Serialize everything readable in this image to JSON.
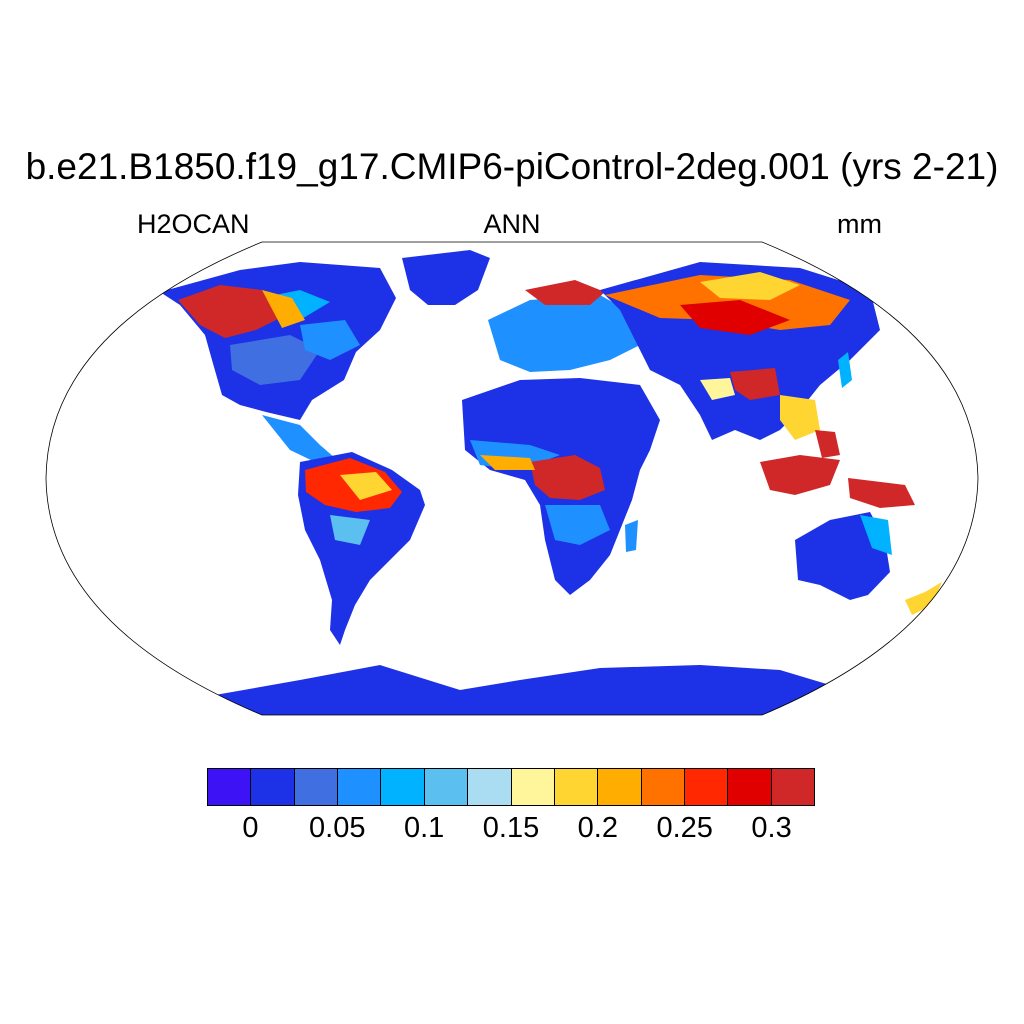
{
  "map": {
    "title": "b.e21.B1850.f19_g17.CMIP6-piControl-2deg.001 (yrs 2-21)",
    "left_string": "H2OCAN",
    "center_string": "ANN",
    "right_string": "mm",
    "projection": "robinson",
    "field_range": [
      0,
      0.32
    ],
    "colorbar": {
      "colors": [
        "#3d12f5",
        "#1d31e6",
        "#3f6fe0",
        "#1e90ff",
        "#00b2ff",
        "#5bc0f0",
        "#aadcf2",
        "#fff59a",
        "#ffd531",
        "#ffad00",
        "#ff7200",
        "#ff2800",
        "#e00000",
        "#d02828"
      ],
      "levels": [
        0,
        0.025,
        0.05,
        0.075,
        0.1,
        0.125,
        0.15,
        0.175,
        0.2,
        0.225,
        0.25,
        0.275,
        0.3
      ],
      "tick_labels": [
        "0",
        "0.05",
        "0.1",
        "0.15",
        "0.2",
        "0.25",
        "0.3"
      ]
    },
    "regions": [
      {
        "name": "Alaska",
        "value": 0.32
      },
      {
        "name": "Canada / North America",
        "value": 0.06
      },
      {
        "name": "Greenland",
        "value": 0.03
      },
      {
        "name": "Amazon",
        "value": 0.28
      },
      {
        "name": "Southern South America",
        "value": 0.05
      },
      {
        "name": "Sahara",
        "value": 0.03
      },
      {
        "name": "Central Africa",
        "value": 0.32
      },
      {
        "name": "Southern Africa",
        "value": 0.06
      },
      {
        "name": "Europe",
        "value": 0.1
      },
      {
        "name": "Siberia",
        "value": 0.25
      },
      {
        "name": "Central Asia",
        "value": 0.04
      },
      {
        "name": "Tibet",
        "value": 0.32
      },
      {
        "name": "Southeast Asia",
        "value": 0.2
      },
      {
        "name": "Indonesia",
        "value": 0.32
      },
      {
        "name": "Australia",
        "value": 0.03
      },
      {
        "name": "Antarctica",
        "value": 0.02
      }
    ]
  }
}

********************

Exercise objective
In the copy, include no pictures; restate the listing above exactly.

Problem solution
Serialize everything readable in this image to JSON.
{
  "map": {
    "title": "b.e21.B1850.f19_g17.CMIP6-piControl-2deg.001 (yrs 2-21)",
    "left_string": "H2OCAN",
    "center_string": "ANN",
    "right_string": "mm",
    "projection": "robinson",
    "field_range": [
      0,
      0.32
    ],
    "colorbar": {
      "colors": [
        "#3d12f5",
        "#1d31e6",
        "#3f6fe0",
        "#1e90ff",
        "#00b2ff",
        "#5bc0f0",
        "#aadcf2",
        "#fff59a",
        "#ffd531",
        "#ffad00",
        "#ff7200",
        "#ff2800",
        "#e00000",
        "#d02828"
      ],
      "levels": [
        0,
        0.025,
        0.05,
        0.075,
        0.1,
        0.125,
        0.15,
        0.175,
        0.2,
        0.225,
        0.25,
        0.275,
        0.3
      ],
      "tick_labels": [
        "0",
        "0.05",
        "0.1",
        "0.15",
        "0.2",
        "0.25",
        "0.3"
      ]
    },
    "regions": [
      {
        "name": "Alaska",
        "value": 0.32
      },
      {
        "name": "Canada / North America",
        "value": 0.06
      },
      {
        "name": "Greenland",
        "value": 0.03
      },
      {
        "name": "Amazon",
        "value": 0.28
      },
      {
        "name": "Southern South America",
        "value": 0.05
      },
      {
        "name": "Sahara",
        "value": 0.03
      },
      {
        "name": "Central Africa",
        "value": 0.32
      },
      {
        "name": "Southern Africa",
        "value": 0.06
      },
      {
        "name": "Europe",
        "value": 0.1
      },
      {
        "name": "Siberia",
        "value": 0.25
      },
      {
        "name": "Central Asia",
        "value": 0.04
      },
      {
        "name": "Tibet",
        "value": 0.32
      },
      {
        "name": "Southeast Asia",
        "value": 0.2
      },
      {
        "name": "Indonesia",
        "value": 0.32
      },
      {
        "name": "Australia",
        "value": 0.03
      },
      {
        "name": "Antarctica",
        "value": 0.02
      }
    ]
  }
}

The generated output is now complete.